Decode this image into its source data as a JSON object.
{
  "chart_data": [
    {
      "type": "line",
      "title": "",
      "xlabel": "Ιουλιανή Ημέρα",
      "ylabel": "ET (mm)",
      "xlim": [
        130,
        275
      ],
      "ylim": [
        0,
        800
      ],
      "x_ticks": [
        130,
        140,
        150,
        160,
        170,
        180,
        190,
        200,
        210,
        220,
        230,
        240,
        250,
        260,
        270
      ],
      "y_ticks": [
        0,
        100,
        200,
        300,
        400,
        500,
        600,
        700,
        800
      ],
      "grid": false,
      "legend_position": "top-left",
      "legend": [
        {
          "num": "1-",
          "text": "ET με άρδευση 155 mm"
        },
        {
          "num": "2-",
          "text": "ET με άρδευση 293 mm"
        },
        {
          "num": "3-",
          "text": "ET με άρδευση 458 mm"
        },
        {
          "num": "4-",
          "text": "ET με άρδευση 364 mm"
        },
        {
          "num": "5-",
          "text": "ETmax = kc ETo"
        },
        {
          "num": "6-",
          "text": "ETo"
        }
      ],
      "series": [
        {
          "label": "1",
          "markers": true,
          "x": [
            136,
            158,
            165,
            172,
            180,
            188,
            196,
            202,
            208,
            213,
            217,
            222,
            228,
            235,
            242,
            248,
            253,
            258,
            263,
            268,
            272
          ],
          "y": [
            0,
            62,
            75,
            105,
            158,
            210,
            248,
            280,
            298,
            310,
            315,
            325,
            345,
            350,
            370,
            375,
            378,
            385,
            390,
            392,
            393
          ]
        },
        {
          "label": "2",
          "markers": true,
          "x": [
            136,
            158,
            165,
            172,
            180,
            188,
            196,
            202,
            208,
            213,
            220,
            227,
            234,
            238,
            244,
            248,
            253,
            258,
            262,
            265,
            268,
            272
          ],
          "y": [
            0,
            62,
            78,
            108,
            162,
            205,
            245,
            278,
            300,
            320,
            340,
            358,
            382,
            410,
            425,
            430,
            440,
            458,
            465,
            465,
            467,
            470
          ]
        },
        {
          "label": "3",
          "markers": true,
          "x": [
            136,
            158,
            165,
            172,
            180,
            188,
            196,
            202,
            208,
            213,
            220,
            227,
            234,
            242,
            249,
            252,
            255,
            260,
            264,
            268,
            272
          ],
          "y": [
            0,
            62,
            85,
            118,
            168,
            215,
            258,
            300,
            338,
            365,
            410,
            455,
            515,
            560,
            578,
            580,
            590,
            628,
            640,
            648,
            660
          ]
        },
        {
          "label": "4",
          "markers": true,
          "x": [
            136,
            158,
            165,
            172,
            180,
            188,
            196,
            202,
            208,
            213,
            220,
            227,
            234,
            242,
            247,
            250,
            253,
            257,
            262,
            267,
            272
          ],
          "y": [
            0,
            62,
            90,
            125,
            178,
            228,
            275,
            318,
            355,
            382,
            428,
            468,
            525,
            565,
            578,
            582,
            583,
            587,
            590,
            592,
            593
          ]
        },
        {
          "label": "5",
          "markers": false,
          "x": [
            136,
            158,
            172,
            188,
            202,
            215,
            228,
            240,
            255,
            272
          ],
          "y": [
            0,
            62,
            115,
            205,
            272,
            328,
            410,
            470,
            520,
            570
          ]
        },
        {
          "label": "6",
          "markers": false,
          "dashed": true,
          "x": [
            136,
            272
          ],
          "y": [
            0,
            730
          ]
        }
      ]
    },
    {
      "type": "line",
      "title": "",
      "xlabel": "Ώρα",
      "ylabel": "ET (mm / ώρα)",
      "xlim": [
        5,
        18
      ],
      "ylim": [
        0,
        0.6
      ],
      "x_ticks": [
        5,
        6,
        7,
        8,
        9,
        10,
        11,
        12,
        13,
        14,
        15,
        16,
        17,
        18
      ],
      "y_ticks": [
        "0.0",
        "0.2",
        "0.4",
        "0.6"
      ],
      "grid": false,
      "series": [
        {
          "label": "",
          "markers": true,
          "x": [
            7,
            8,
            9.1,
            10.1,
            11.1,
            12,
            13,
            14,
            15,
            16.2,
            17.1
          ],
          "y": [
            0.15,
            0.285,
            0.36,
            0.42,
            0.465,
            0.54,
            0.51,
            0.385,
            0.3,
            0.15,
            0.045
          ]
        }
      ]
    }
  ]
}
====================
Pick out lines containing the word "άρδευση", each one as written.

          "text": "ET με άρδευση 155 mm"
          "text": "ET με άρδευση 293 mm"
          "text": "ET με άρδευση 458 mm"
          "text": "ET με άρδευση 364 mm"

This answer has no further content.